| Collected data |
┌──
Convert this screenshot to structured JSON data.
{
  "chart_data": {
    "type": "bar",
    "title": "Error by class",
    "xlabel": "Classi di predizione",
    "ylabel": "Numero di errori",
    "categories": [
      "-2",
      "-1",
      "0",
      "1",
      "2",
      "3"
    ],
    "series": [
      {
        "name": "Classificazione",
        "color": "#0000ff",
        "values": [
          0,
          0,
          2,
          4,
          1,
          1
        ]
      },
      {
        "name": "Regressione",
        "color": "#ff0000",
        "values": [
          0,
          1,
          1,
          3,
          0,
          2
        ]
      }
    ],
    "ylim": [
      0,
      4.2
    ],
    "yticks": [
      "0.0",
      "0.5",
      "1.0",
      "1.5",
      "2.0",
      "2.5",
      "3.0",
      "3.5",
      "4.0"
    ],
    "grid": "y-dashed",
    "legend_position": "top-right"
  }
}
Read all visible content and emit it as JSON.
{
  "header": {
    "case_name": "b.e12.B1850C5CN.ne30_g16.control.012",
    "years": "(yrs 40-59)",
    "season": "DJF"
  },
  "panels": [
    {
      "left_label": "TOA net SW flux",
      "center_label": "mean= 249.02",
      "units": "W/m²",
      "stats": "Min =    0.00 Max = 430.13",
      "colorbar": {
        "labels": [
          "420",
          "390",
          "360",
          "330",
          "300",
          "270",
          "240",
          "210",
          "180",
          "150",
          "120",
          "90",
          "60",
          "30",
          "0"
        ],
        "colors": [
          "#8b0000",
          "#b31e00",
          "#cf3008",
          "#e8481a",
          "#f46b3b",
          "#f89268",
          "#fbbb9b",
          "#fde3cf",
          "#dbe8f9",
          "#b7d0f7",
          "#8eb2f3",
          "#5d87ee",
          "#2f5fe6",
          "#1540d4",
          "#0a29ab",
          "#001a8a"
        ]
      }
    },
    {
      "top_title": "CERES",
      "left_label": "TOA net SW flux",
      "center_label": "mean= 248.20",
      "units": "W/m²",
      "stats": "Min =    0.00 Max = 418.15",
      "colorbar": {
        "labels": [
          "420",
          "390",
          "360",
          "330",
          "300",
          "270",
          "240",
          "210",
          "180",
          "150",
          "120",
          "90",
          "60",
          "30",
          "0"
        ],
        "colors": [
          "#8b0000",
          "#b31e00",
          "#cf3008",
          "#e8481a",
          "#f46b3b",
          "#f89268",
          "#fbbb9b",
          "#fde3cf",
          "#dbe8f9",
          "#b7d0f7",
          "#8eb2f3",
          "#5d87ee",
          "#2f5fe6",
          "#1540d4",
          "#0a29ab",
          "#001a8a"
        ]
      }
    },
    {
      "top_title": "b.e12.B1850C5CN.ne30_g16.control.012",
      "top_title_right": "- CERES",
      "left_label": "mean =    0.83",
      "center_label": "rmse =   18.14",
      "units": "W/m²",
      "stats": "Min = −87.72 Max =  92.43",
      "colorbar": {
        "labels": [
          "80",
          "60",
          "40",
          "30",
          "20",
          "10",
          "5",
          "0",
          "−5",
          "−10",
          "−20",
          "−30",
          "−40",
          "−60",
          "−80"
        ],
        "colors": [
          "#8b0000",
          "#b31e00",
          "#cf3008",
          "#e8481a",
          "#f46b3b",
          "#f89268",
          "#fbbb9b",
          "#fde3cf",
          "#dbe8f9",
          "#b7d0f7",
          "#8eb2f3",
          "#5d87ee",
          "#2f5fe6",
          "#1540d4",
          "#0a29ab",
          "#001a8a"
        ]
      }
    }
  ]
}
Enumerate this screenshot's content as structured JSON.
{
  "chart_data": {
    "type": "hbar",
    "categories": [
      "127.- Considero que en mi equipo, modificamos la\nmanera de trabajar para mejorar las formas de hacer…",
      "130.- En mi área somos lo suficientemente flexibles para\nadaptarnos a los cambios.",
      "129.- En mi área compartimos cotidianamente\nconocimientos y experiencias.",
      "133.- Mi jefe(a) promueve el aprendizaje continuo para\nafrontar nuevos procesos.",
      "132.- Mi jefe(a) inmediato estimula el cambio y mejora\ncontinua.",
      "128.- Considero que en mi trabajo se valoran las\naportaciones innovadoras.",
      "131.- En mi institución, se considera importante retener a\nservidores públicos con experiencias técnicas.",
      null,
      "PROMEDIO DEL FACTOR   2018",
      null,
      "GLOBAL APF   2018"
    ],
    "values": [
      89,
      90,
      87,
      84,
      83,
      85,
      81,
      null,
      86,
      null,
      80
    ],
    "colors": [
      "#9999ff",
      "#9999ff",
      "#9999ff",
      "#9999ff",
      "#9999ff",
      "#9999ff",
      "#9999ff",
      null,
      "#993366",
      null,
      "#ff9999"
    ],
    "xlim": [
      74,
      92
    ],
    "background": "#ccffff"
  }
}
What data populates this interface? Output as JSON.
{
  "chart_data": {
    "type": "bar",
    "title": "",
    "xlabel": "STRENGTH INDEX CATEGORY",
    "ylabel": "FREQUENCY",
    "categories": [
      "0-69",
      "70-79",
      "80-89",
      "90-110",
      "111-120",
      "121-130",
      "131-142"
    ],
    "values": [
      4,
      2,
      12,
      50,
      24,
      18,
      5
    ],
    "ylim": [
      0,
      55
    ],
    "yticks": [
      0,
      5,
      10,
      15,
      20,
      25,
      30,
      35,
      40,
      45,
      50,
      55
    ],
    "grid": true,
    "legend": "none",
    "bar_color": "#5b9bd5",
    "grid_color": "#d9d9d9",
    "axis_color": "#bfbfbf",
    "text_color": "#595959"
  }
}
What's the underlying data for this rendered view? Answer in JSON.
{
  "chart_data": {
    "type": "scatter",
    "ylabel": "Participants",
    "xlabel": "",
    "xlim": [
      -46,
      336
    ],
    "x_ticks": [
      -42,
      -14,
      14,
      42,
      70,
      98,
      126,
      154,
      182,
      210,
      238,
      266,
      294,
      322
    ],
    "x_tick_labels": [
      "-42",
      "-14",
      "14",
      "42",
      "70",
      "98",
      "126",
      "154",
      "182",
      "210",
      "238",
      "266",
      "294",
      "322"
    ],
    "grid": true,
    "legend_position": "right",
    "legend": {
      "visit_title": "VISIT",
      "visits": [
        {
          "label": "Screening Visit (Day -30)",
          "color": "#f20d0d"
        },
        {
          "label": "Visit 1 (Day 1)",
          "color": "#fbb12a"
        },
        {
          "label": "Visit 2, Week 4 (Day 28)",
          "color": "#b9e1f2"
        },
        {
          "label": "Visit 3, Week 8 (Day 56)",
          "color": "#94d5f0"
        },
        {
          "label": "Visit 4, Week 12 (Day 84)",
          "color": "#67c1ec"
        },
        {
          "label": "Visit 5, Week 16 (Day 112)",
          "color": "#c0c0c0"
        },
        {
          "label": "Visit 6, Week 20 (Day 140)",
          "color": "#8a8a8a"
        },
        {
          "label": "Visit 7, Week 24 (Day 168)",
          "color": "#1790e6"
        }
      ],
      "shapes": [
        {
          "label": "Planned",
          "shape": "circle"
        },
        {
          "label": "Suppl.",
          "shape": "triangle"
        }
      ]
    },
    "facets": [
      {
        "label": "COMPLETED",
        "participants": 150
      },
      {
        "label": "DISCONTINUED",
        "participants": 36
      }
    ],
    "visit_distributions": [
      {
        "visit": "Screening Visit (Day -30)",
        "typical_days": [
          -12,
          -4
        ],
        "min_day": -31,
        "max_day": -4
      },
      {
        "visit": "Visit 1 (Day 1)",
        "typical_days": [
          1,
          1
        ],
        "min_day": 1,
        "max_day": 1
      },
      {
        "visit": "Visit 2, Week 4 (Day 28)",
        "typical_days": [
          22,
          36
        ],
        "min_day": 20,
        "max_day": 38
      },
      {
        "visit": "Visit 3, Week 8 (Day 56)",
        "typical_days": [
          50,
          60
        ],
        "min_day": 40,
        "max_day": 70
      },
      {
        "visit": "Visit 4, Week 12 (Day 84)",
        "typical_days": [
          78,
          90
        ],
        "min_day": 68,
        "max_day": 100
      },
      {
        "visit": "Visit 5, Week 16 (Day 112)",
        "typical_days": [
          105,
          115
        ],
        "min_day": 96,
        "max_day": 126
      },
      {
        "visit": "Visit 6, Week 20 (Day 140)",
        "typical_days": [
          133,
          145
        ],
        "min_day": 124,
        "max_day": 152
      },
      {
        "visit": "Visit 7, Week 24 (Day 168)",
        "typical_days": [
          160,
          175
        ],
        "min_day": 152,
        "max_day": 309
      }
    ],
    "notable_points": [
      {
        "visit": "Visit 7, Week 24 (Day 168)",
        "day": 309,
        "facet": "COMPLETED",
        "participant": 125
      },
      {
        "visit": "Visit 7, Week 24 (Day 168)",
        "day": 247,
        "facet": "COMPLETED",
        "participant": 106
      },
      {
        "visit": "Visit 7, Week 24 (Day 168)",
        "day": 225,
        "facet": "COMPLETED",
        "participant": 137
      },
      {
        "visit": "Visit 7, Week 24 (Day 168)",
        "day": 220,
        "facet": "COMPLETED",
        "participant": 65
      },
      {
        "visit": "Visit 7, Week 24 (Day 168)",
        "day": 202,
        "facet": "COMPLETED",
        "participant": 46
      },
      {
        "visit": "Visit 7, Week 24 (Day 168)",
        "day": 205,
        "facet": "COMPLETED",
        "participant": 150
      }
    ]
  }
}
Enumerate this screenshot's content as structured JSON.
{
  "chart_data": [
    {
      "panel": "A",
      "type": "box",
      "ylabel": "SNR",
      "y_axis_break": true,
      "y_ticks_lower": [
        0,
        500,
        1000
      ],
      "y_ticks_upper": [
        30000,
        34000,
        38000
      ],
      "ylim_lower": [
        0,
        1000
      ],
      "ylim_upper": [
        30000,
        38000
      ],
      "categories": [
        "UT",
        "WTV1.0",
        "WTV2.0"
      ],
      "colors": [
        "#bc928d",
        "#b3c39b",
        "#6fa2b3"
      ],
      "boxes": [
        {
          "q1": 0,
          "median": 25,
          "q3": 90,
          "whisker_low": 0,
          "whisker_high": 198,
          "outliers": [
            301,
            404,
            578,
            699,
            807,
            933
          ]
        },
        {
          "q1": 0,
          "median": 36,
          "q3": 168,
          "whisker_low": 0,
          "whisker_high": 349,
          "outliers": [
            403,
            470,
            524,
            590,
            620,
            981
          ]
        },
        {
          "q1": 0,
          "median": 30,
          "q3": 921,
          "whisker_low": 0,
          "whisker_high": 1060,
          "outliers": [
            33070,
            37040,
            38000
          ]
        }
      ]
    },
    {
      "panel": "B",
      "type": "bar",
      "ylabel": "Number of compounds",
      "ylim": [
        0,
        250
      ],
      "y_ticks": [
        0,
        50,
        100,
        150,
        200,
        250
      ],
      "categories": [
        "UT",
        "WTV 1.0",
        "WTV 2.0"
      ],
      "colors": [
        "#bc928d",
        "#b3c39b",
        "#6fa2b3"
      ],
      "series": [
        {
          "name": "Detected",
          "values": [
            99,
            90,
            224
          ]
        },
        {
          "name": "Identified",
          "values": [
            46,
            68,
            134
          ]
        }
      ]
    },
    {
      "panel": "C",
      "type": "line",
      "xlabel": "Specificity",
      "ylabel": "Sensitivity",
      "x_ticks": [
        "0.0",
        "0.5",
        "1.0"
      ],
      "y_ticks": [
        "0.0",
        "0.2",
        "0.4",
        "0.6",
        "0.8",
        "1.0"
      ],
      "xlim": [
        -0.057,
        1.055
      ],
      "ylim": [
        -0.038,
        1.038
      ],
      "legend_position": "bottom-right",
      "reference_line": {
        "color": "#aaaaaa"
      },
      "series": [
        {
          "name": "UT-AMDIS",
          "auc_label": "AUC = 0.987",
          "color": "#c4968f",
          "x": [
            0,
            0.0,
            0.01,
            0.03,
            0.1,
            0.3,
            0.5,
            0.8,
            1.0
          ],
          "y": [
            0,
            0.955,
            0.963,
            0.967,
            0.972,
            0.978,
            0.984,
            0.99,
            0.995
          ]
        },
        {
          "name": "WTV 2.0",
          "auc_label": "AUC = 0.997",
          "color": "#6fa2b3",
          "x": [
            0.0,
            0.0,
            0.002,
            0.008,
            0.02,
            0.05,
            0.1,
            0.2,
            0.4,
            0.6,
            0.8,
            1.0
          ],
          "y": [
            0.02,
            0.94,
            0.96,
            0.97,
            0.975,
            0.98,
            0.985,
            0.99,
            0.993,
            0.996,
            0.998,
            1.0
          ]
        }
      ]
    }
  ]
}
└──
| Description of the task |
Collect the lines of the data that carry the word "What".

| Output |
What data populates this interface? Output as JSON.
What's the underlying data for this rendered view? Answer in JSON.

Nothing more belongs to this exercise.